--- Start ---

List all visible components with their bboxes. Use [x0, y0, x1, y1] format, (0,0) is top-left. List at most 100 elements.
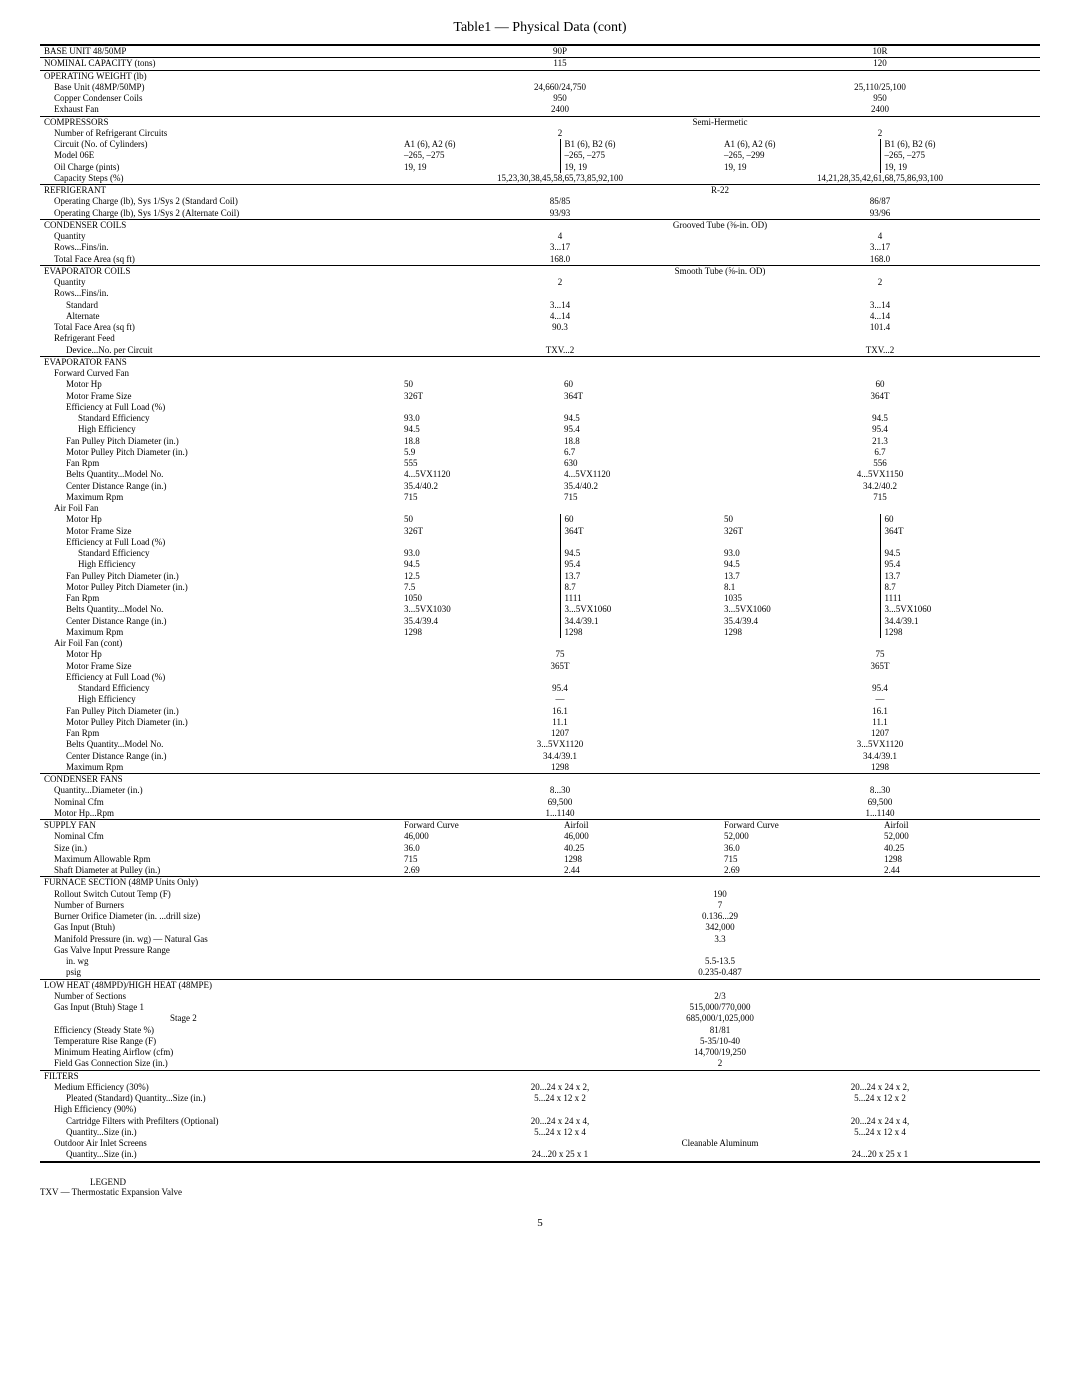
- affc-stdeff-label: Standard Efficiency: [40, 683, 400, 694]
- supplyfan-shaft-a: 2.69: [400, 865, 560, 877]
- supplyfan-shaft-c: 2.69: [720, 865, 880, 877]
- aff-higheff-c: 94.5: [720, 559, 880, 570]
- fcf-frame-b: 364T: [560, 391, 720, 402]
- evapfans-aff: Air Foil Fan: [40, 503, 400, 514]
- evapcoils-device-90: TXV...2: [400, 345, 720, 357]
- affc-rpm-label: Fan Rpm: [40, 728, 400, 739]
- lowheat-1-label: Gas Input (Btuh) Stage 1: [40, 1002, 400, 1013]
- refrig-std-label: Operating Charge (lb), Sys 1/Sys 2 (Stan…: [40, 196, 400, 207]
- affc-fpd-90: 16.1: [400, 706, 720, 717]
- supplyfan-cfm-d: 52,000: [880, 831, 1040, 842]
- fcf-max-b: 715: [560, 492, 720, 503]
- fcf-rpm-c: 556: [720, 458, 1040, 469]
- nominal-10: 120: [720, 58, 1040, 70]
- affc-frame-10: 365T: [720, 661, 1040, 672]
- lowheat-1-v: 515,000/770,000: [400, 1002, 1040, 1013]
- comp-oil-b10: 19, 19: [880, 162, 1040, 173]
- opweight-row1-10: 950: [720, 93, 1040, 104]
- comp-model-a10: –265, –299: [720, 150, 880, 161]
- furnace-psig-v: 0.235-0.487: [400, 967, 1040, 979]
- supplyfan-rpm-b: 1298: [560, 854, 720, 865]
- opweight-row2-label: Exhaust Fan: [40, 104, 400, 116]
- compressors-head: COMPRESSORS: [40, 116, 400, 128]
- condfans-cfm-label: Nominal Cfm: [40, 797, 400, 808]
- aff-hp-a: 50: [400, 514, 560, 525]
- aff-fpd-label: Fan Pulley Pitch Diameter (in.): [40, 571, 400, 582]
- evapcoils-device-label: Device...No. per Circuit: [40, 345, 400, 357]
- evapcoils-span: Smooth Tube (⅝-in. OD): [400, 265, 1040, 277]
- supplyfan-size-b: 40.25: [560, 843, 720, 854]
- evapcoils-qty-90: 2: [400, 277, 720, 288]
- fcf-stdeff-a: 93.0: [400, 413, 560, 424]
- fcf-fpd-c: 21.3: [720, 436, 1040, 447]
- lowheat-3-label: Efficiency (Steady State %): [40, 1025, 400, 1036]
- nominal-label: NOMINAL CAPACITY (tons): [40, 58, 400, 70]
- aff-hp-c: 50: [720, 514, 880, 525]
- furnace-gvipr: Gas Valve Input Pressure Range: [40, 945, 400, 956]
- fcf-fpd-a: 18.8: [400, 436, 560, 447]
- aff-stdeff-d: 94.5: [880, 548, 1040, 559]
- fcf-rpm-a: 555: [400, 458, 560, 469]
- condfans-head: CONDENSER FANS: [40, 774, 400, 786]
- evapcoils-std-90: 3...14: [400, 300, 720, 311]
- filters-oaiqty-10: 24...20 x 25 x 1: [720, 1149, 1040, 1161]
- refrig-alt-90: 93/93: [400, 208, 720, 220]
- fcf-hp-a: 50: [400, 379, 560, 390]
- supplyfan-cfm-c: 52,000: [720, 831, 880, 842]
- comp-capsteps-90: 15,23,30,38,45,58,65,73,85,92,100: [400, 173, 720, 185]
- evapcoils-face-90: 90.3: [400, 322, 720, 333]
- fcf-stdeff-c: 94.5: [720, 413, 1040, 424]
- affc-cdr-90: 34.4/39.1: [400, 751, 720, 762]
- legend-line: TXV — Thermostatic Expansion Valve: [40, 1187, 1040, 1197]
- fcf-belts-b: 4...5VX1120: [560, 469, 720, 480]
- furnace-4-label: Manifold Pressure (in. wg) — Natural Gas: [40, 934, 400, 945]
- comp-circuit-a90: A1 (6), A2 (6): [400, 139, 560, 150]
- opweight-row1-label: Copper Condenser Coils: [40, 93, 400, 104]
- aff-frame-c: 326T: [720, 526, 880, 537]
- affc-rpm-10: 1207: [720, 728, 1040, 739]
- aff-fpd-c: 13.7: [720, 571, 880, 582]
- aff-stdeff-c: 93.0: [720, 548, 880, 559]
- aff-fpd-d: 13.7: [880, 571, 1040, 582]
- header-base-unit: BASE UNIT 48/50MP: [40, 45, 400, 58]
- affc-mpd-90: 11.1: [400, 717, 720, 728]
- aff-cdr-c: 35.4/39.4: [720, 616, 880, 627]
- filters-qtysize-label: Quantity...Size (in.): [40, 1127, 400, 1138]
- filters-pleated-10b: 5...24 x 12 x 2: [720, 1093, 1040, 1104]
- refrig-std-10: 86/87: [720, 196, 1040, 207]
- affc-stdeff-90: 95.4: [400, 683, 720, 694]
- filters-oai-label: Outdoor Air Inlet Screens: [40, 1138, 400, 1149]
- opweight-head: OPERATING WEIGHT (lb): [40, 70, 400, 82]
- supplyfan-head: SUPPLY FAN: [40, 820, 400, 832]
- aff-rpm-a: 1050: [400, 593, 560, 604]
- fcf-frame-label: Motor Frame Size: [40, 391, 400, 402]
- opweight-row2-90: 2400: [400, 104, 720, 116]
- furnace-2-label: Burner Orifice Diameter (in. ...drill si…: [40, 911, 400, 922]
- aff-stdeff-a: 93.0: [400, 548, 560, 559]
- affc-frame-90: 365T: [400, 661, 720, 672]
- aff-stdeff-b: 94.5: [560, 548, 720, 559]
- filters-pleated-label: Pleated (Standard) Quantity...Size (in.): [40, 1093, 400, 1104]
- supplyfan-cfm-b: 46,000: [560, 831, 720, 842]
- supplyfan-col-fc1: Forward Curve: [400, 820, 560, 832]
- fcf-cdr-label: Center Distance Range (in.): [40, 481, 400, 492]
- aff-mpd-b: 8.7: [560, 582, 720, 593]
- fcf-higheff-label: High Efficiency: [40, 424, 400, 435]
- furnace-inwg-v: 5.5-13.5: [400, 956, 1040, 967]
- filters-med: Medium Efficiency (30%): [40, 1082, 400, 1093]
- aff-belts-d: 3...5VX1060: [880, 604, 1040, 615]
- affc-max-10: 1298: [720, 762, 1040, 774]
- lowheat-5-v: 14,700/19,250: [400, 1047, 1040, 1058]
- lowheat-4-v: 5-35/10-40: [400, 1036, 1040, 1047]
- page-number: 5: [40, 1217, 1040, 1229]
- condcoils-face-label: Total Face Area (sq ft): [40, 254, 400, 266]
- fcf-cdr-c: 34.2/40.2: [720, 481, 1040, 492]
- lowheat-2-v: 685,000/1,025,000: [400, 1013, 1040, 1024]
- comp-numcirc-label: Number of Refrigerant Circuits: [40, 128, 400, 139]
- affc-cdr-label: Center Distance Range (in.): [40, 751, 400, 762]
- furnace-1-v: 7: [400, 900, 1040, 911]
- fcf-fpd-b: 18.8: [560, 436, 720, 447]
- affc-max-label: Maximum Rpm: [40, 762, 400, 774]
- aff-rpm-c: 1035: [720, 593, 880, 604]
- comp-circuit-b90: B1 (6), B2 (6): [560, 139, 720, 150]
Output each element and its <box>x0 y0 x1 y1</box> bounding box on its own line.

--- End ---
--- Start ---

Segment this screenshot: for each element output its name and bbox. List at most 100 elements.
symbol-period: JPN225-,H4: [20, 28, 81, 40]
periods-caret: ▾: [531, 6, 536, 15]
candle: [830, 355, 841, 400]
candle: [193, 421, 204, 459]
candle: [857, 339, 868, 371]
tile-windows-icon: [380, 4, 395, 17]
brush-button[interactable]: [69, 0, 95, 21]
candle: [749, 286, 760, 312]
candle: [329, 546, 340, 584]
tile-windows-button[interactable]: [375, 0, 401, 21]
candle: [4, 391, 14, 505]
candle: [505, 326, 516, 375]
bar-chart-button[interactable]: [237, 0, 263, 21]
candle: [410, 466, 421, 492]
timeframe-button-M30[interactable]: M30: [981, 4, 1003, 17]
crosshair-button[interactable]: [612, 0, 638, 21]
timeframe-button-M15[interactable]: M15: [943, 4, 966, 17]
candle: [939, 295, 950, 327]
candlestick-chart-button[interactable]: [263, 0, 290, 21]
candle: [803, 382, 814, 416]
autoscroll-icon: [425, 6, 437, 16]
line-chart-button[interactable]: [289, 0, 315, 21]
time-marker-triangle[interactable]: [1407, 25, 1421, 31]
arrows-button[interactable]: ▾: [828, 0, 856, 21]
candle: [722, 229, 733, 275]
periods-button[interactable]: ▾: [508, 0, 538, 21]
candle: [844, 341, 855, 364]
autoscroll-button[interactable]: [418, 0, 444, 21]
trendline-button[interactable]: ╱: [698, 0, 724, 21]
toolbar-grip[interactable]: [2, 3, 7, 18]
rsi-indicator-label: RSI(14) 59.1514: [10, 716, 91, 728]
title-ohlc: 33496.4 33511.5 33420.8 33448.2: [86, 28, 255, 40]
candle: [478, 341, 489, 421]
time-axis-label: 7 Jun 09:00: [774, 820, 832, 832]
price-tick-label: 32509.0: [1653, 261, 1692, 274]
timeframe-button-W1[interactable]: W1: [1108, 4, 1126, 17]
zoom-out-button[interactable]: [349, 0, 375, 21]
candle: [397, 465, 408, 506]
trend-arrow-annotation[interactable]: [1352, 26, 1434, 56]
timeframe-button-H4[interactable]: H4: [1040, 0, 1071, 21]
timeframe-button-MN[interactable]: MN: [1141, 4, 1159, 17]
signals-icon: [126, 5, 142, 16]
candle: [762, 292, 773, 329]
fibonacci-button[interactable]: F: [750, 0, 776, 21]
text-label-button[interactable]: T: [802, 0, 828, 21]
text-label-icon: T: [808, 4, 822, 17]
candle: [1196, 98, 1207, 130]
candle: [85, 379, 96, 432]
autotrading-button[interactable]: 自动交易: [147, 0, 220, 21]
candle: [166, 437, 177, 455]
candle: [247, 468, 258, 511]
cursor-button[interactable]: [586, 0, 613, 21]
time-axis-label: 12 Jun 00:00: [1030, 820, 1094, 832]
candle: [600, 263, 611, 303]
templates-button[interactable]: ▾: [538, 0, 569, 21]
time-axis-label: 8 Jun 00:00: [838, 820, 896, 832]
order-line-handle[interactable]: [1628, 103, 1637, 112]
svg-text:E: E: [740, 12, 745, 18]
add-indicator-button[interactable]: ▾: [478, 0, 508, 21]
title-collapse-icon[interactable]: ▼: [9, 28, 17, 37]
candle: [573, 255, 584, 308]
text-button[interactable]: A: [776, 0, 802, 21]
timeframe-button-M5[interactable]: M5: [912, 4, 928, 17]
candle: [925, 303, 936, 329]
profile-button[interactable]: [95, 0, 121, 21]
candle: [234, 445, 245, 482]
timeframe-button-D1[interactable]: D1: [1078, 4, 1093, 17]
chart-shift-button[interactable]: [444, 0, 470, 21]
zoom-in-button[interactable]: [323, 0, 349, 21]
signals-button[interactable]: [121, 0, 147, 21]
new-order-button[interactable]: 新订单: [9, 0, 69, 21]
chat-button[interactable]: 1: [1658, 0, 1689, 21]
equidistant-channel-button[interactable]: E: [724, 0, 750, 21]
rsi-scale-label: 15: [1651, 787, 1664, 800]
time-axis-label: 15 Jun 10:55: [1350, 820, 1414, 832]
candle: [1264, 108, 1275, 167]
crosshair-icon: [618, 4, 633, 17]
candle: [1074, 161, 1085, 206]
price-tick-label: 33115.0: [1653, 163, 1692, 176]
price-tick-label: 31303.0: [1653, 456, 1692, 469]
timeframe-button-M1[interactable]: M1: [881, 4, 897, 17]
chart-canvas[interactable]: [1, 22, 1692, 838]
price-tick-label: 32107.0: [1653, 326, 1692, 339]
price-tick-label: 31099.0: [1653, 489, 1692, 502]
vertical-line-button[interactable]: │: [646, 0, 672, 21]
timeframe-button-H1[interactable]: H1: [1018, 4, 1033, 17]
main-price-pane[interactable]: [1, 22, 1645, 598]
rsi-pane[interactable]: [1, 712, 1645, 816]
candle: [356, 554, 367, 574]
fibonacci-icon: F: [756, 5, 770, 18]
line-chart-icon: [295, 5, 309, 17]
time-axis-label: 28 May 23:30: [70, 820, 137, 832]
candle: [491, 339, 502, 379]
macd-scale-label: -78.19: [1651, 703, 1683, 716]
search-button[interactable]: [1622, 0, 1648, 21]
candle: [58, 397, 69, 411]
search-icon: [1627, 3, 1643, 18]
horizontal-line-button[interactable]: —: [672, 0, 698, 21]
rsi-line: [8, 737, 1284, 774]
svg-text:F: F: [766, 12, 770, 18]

--- End ---

DIRECTIONS
Could you rewrite the stretch of records from the line containing "Segment this screenshot: for" through the line containing "candle: [803, 382, 814, 416]", putting "cursor" in place of "crosshair" and leaving everything else unchanged?

ANSWER TO THE EXERCISE
Segment this screenshot: for each element output its name and bbox. List at most 100 elements.
symbol-period: JPN225-,H4: [20, 28, 81, 40]
periods-caret: ▾: [531, 6, 536, 15]
candle: [830, 355, 841, 400]
candle: [193, 421, 204, 459]
candle: [857, 339, 868, 371]
tile-windows-icon: [380, 4, 395, 17]
brush-button[interactable]: [69, 0, 95, 21]
candle: [749, 286, 760, 312]
candle: [329, 546, 340, 584]
tile-windows-button[interactable]: [375, 0, 401, 21]
candle: [4, 391, 14, 505]
candle: [505, 326, 516, 375]
bar-chart-button[interactable]: [237, 0, 263, 21]
candle: [410, 466, 421, 492]
timeframe-button-M30[interactable]: M30: [981, 4, 1003, 17]
cursor-button[interactable]: [612, 0, 638, 21]
timeframe-button-M15[interactable]: M15: [943, 4, 966, 17]
candle: [939, 295, 950, 327]
candlestick-chart-button[interactable]: [263, 0, 290, 21]
candle: [803, 382, 814, 416]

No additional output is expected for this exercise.